= Your instructions =
Write out the full set of records exactly. Any pictures in them do not belong in the copy.

= Material provided =
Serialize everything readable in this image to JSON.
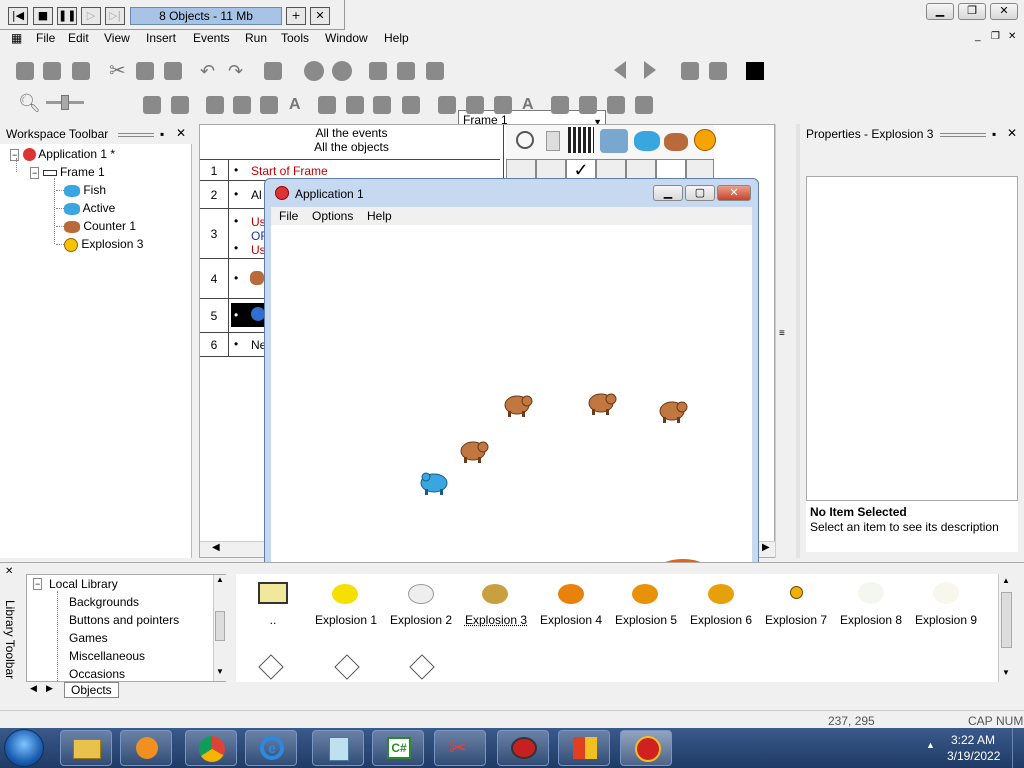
{
  "player": {
    "objects_info": "8 Objects - 11 Mb"
  },
  "menu": {
    "file": "File",
    "edit": "Edit",
    "view": "View",
    "insert": "Insert",
    "events": "Events",
    "run": "Run",
    "tools": "Tools",
    "window": "Window",
    "help": "Help"
  },
  "toolbar": {
    "frame_select": "Frame 1",
    "zoom": "100"
  },
  "workspace": {
    "title": "Workspace Toolbar",
    "app": "Application 1 *",
    "frame": "Frame 1",
    "objects": [
      "Fish",
      "Active",
      "Counter 1",
      "Explosion 3"
    ]
  },
  "events": {
    "header_line1": "All the events",
    "header_line2": "All the objects",
    "rows": [
      {
        "num": "1",
        "text": "Start of Frame"
      },
      {
        "num": "2",
        "text": "Al"
      },
      {
        "num": "3",
        "text": "Us"
      },
      {
        "num": "4",
        "text": ""
      },
      {
        "num": "5",
        "text": ""
      },
      {
        "num": "6",
        "text": "Ne"
      }
    ],
    "row3_extra1": "OR",
    "row3_extra2": "Us"
  },
  "app_window": {
    "title": "Application 1",
    "menu": [
      "File",
      "Options",
      "Help"
    ]
  },
  "properties": {
    "title": "Properties - Explosion 3",
    "no_item": "No Item Selected",
    "hint": "Select an item to see its description"
  },
  "library": {
    "title": "Library Toolbar",
    "local": "Local Library",
    "folders": [
      "Backgrounds",
      "Buttons and pointers",
      "Games",
      "Miscellaneous",
      "Occasions"
    ],
    "tab": "Objects",
    "items": [
      "..",
      "Explosion 1",
      "Explosion 2",
      "Explosion 3",
      "Explosion 4",
      "Explosion 5",
      "Explosion 6",
      "Explosion 7",
      "Explosion 8",
      "Explosion 9"
    ]
  },
  "status": {
    "coords": "237, 295",
    "cap": "CAP",
    "num": "NUM"
  },
  "taskbar": {
    "time": "3:22 AM",
    "date": "3/19/2022"
  },
  "colors": {
    "highlight": "#a7c4e6",
    "event_red": "#c00000",
    "taskbar": "#1f3a66"
  }
}
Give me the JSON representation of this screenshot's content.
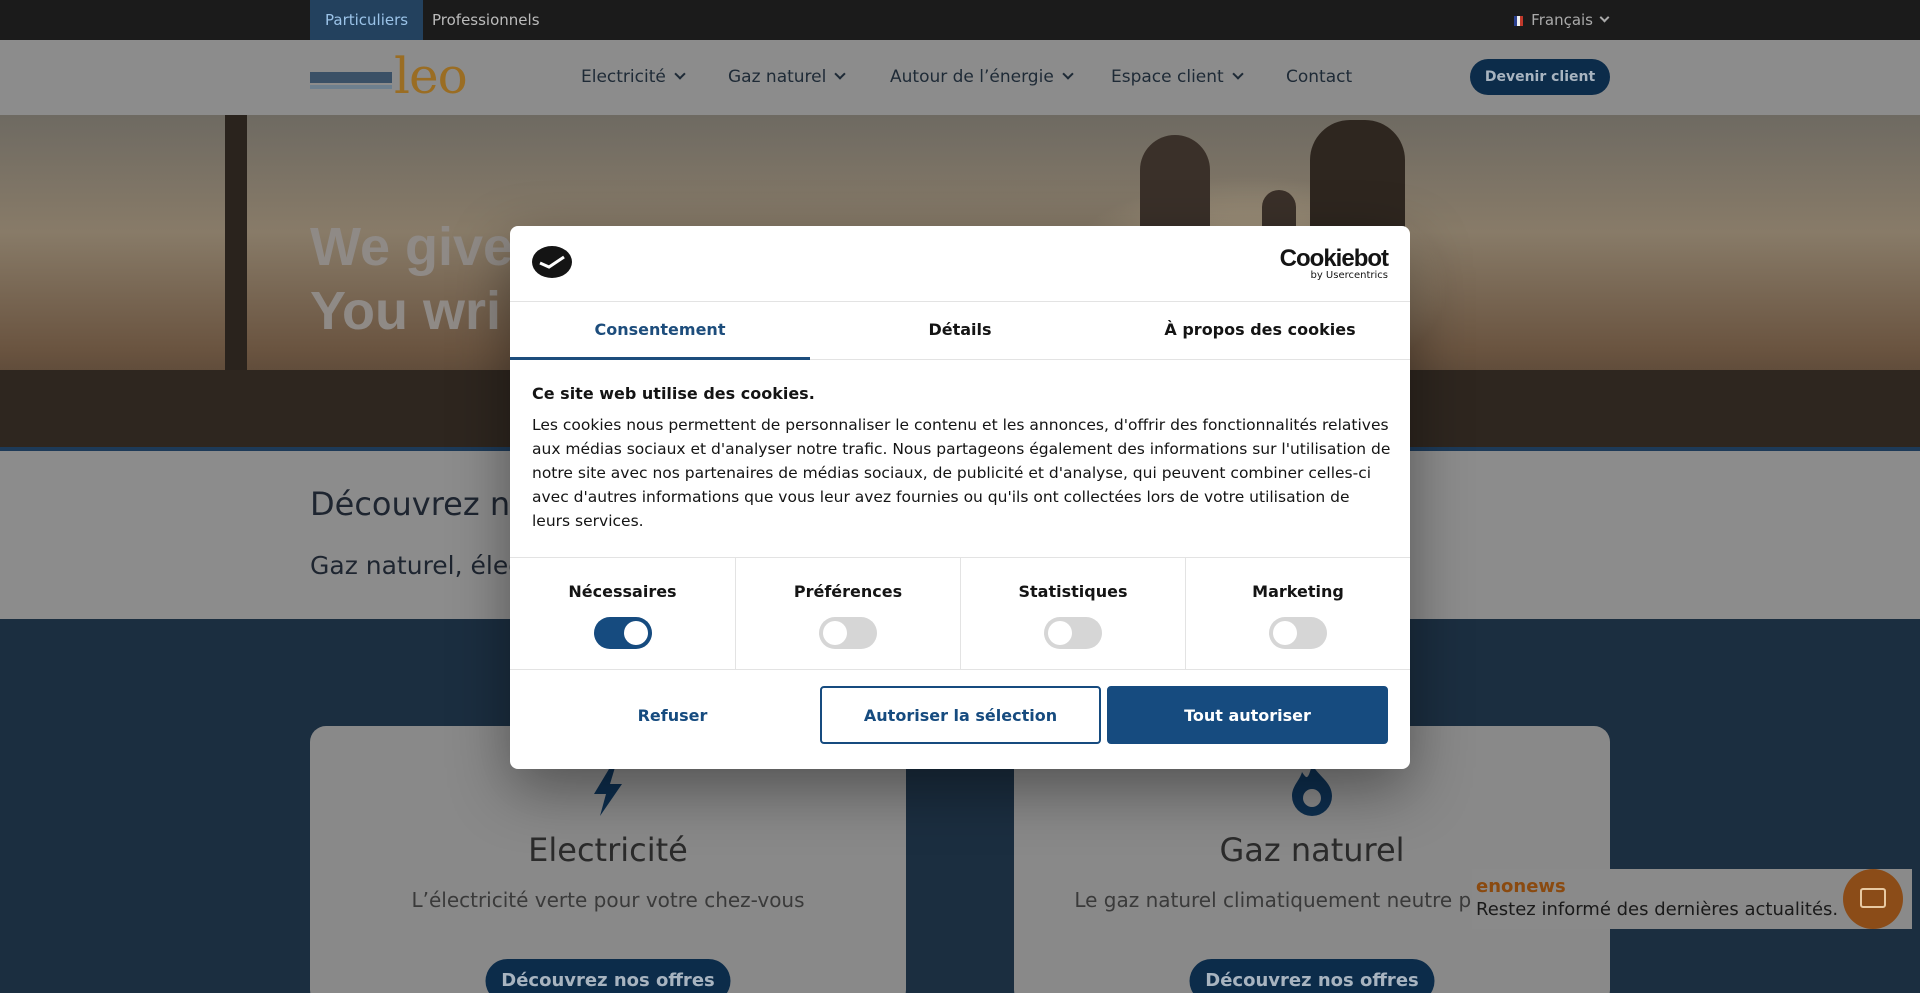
{
  "topbar": {
    "segments": [
      "Particuliers",
      "Professionnels"
    ],
    "language": "Français"
  },
  "header": {
    "logo_text": "leo",
    "nav": [
      "Electricité",
      "Gaz naturel",
      "Autour de l’énergie",
      "Espace client",
      "Contact"
    ],
    "cta": "Devenir client"
  },
  "hero": {
    "headline": "We give\nYou wri"
  },
  "discover": {
    "title": "Découvrez n",
    "subtitle": "Gaz naturel, élec"
  },
  "cards": [
    {
      "icon": "bolt-icon",
      "title": "Electricité",
      "desc": "L’électricité verte pour votre chez-vous",
      "button": "Découvrez nos offres"
    },
    {
      "icon": "flame-icon",
      "title": "Gaz naturel",
      "desc": "Le gaz naturel climatiquement neutre pou vous",
      "button": "Découvrez nos offres"
    }
  ],
  "enonews": {
    "title": "enonews",
    "text": "Restez informé des dernières actualités."
  },
  "dialog": {
    "brand": "Cookiebot",
    "brand_sub": "by Usercentrics",
    "tabs": [
      "Consentement",
      "Détails",
      "À propos des cookies"
    ],
    "active_tab": "Consentement",
    "title": "Ce site web utilise des cookies.",
    "text": "Les cookies nous permettent de personnaliser le contenu et les annonces, d'offrir des fonctionnalités relatives aux médias sociaux et d'analyser notre trafic. Nous partageons également des informations sur l'utilisation de notre site avec nos partenaires de médias sociaux, de publicité et d'analyse, qui peuvent combiner celles-ci avec d'autres informations que vous leur avez fournies ou qu'ils ont collectées lors de votre utilisation de leurs services.",
    "toggles": [
      {
        "label": "Nécessaires",
        "on": true
      },
      {
        "label": "Préférences",
        "on": false
      },
      {
        "label": "Statistiques",
        "on": false
      },
      {
        "label": "Marketing",
        "on": false
      }
    ],
    "buttons": {
      "refuse": "Refuser",
      "allow_selection": "Autoriser la sélection",
      "allow_all": "Tout autoriser"
    }
  },
  "colors": {
    "primary": "#164b7f",
    "dark_navy": "#0c2c4a",
    "accent_brown": "#9a6d23"
  }
}
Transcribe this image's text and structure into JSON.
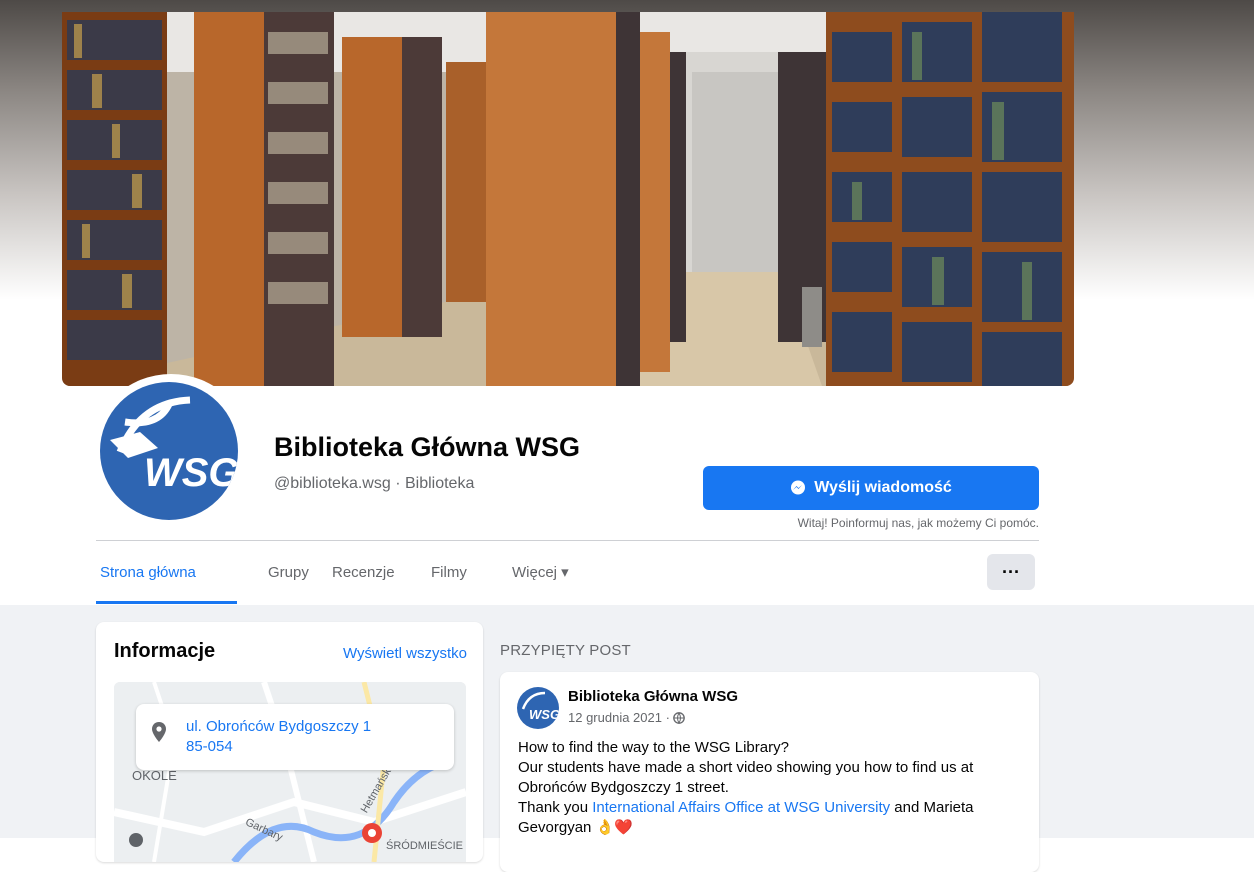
{
  "page": {
    "name": "Biblioteka Główna WSG",
    "handle_category": "@biblioteka.wsg · Biblioteka",
    "avatar_text": "WSG"
  },
  "actions": {
    "message_button": "Wyślij wiadomość",
    "message_hint": "Witaj! Poinformuj nas, jak możemy Ci pomóc.",
    "more_button": "···"
  },
  "tabs": [
    {
      "label": "Strona główna",
      "active": true
    },
    {
      "label": "Grupy",
      "active": false
    },
    {
      "label": "Recenzje",
      "active": false
    },
    {
      "label": "Filmy",
      "active": false
    },
    {
      "label": "Więcej ▾",
      "active": false
    }
  ],
  "info": {
    "title": "Informacje",
    "view_all": "Wyświetl wszystko",
    "address_line1": "ul. Obrońców Bydgoszczy 1",
    "address_line2": "85-054",
    "map_labels": [
      "OKOLE",
      "Garbary",
      "Hetmańska",
      "ŚRÓDMIEŚCIE"
    ]
  },
  "pinned": {
    "section_title": "PRZYPIĘTY POST",
    "author": "Biblioteka Główna WSG",
    "date": "12 grudnia 2021 ·",
    "lines": [
      "How to find the way to the WSG Library?",
      "Our students have made a short video showing you how to find us at",
      "Obrońców Bydgoszczy 1 street."
    ],
    "thanks_prefix": "Thank you ",
    "thanks_link": "International Affairs Office at WSG University",
    "thanks_suffix": " and Marieta",
    "last_line": "Gevorgyan 👌❤️"
  },
  "colors": {
    "accent": "#1877f2",
    "avatar_blue": "#2e65b2",
    "background": "#f0f2f5",
    "muted_text": "#65676b"
  },
  "icons": [
    "messenger-icon",
    "globe-icon",
    "location-pin-icon",
    "chevron-down-icon",
    "more-dots-icon"
  ]
}
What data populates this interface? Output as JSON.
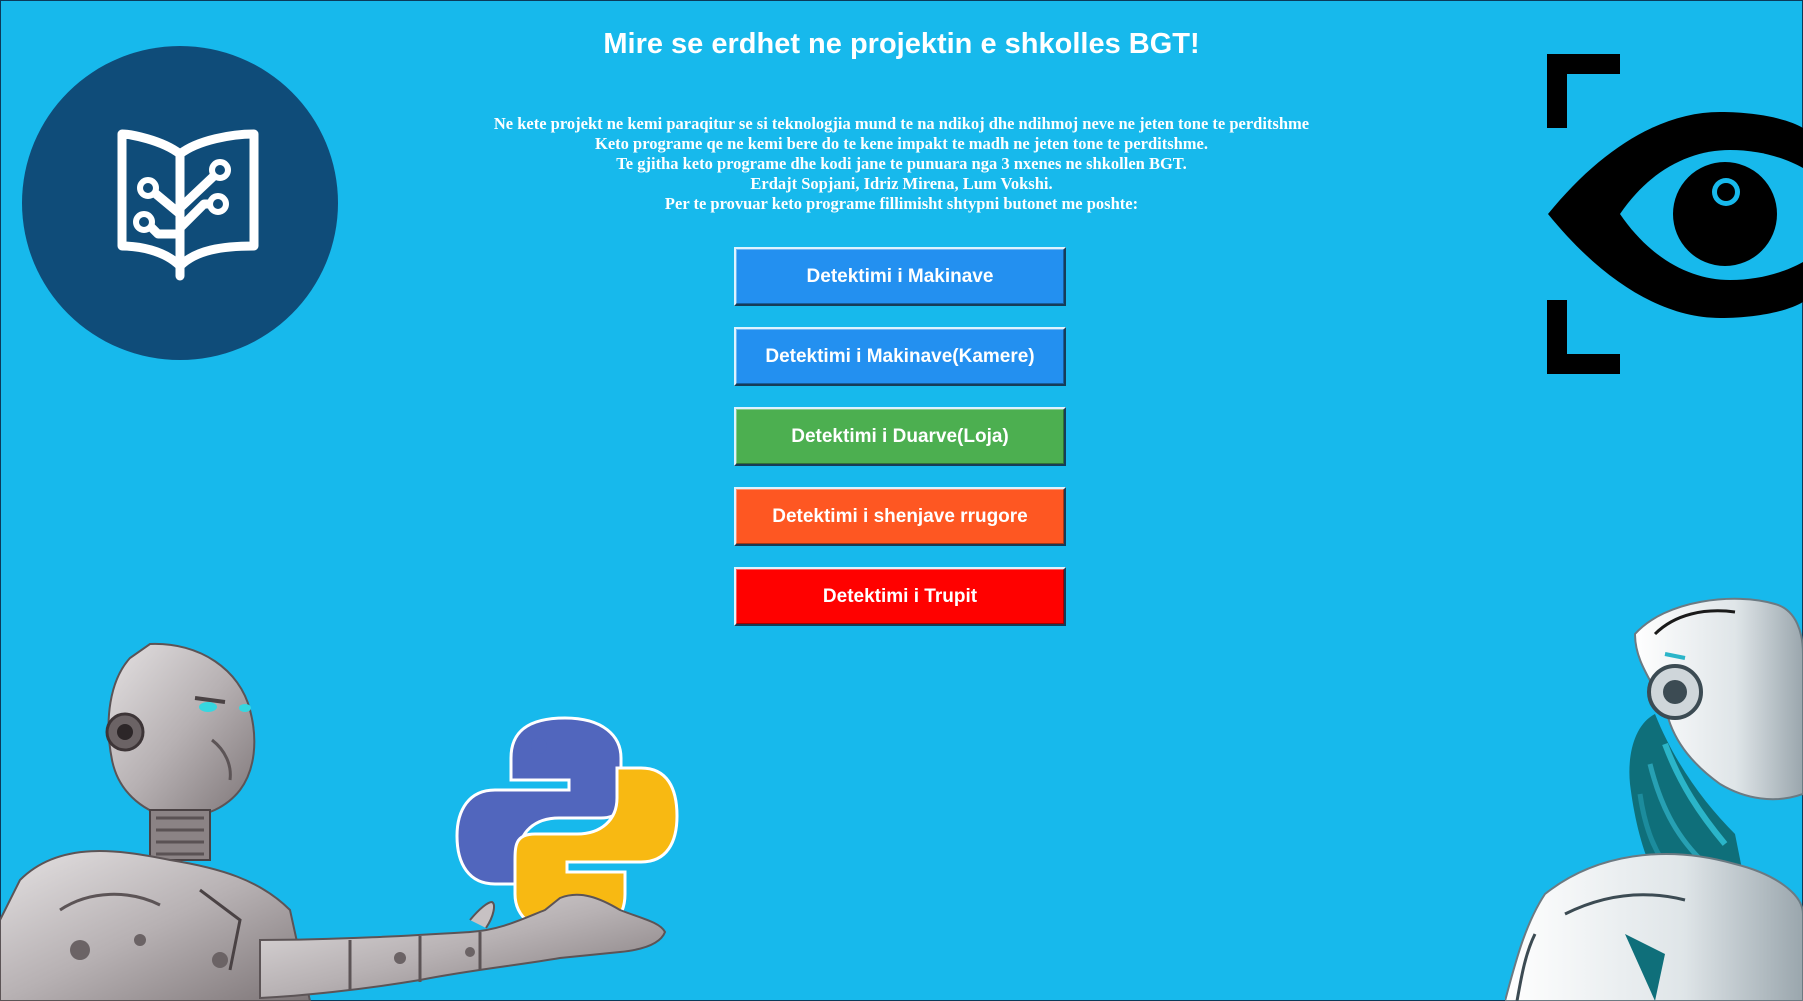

= Solution below =
Serialize everything readable in this image to JSON.
{
  "player": {
    "objects_info": "8 Objects - 11 Mb"
  },
  "menu": {
    "file": "File",
    "edit": "Edit",
    "view": "View",
    "insert": "Insert",
    "events": "Events",
    "run": "Run",
    "tools": "Tools",
    "window": "Window",
    "help": "Help"
  },
  "toolbar": {
    "frame_select": "Frame 1",
    "zoom": "100"
  },
  "workspace": {
    "title": "Workspace Toolbar",
    "app": "Application 1 *",
    "frame": "Frame 1",
    "objects": [
      "Fish",
      "Active",
      "Counter 1",
      "Explosion 3"
    ]
  },
  "events": {
    "header_line1": "All the events",
    "header_line2": "All the objects",
    "rows": [
      {
        "num": "1",
        "text": "Start of Frame"
      },
      {
        "num": "2",
        "text": "Al"
      },
      {
        "num": "3",
        "text": "Us"
      },
      {
        "num": "4",
        "text": ""
      },
      {
        "num": "5",
        "text": ""
      },
      {
        "num": "6",
        "text": "Ne"
      }
    ],
    "row3_extra1": "OR",
    "row3_extra2": "Us"
  },
  "app_window": {
    "title": "Application 1",
    "menu": [
      "File",
      "Options",
      "Help"
    ]
  },
  "properties": {
    "title": "Properties - Explosion 3",
    "no_item": "No Item Selected",
    "hint": "Select an item to see its description"
  },
  "library": {
    "title": "Library Toolbar",
    "local": "Local Library",
    "folders": [
      "Backgrounds",
      "Buttons and pointers",
      "Games",
      "Miscellaneous",
      "Occasions"
    ],
    "tab": "Objects",
    "items": [
      "..",
      "Explosion 1",
      "Explosion 2",
      "Explosion 3",
      "Explosion 4",
      "Explosion 5",
      "Explosion 6",
      "Explosion 7",
      "Explosion 8",
      "Explosion 9"
    ]
  },
  "status": {
    "coords": "237, 295",
    "cap": "CAP",
    "num": "NUM"
  },
  "taskbar": {
    "time": "3:22 AM",
    "date": "3/19/2022"
  },
  "colors": {
    "highlight": "#a7c4e6",
    "event_red": "#c00000",
    "taskbar": "#1f3a66"
  }
}
Give me the JSON representation of this screenshot's content.
{
  "topbar": {
    "segments": [
      "Particuliers",
      "Professionnels"
    ],
    "language": "Français"
  },
  "header": {
    "logo_text": "leo",
    "nav": [
      "Electricité",
      "Gaz naturel",
      "Autour de l’énergie",
      "Espace client",
      "Contact"
    ],
    "cta": "Devenir client"
  },
  "hero": {
    "headline": "We give\nYou wri"
  },
  "discover": {
    "title": "Découvrez n",
    "subtitle": "Gaz naturel, élec"
  },
  "cards": [
    {
      "icon": "bolt-icon",
      "title": "Electricité",
      "desc": "L’électricité verte pour votre chez-vous",
      "button": "Découvrez nos offres"
    },
    {
      "icon": "flame-icon",
      "title": "Gaz naturel",
      "desc": "Le gaz naturel climatiquement neutre pou vous",
      "button": "Découvrez nos offres"
    }
  ],
  "enonews": {
    "title": "enonews",
    "text": "Restez informé des dernières actualités."
  },
  "dialog": {
    "brand": "Cookiebot",
    "brand_sub": "by Usercentrics",
    "tabs": [
      "Consentement",
      "Détails",
      "À propos des cookies"
    ],
    "active_tab": "Consentement",
    "title": "Ce site web utilise des cookies.",
    "text": "Les cookies nous permettent de personnaliser le contenu et les annonces, d'offrir des fonctionnalités relatives aux médias sociaux et d'analyser notre trafic. Nous partageons également des informations sur l'utilisation de notre site avec nos partenaires de médias sociaux, de publicité et d'analyse, qui peuvent combiner celles-ci avec d'autres informations que vous leur avez fournies ou qu'ils ont collectées lors de votre utilisation de leurs services.",
    "toggles": [
      {
        "label": "Nécessaires",
        "on": true
      },
      {
        "label": "Préférences",
        "on": false
      },
      {
        "label": "Statistiques",
        "on": false
      },
      {
        "label": "Marketing",
        "on": false
      }
    ],
    "buttons": {
      "refuse": "Refuser",
      "allow_selection": "Autoriser la sélection",
      "allow_all": "Tout autoriser"
    }
  },
  "colors": {
    "primary": "#164b7f",
    "dark_navy": "#0c2c4a",
    "accent_brown": "#9a6d23"
  }
}
Transcribe this image's text and structure into JSON.
{
  "page": {
    "name": "Biblioteka Główna WSG",
    "handle_category": "@biblioteka.wsg · Biblioteka",
    "avatar_text": "WSG"
  },
  "actions": {
    "message_button": "Wyślij wiadomość",
    "message_hint": "Witaj! Poinformuj nas, jak możemy Ci pomóc.",
    "more_button": "···"
  },
  "tabs": [
    {
      "label": "Strona główna",
      "active": true
    },
    {
      "label": "Grupy",
      "active": false
    },
    {
      "label": "Recenzje",
      "active": false
    },
    {
      "label": "Filmy",
      "active": false
    },
    {
      "label": "Więcej ▾",
      "active": false
    }
  ],
  "info": {
    "title": "Informacje",
    "view_all": "Wyświetl wszystko",
    "address_line1": "ul. Obrońców Bydgoszczy 1",
    "address_line2": "85-054",
    "map_labels": [
      "OKOLE",
      "Garbary",
      "Hetmańska",
      "ŚRÓDMIEŚCIE"
    ]
  },
  "pinned": {
    "section_title": "PRZYPIĘTY POST",
    "author": "Biblioteka Główna WSG",
    "date": "12 grudnia 2021 ·",
    "lines": [
      "How to find the way to the WSG Library?",
      "Our students have made a short video showing you how to find us at",
      "Obrońców Bydgoszczy 1 street."
    ],
    "thanks_prefix": "Thank you ",
    "thanks_link": "International Affairs Office at WSG University",
    "thanks_suffix": " and Marieta",
    "last_line": "Gevorgyan 👌❤️"
  },
  "colors": {
    "accent": "#1877f2",
    "avatar_blue": "#2e65b2",
    "background": "#f0f2f5",
    "muted_text": "#65676b"
  },
  "icons": [
    "messenger-icon",
    "globe-icon",
    "location-pin-icon",
    "chevron-down-icon",
    "more-dots-icon"
  ]
}
What data populates this interface? Output as JSON.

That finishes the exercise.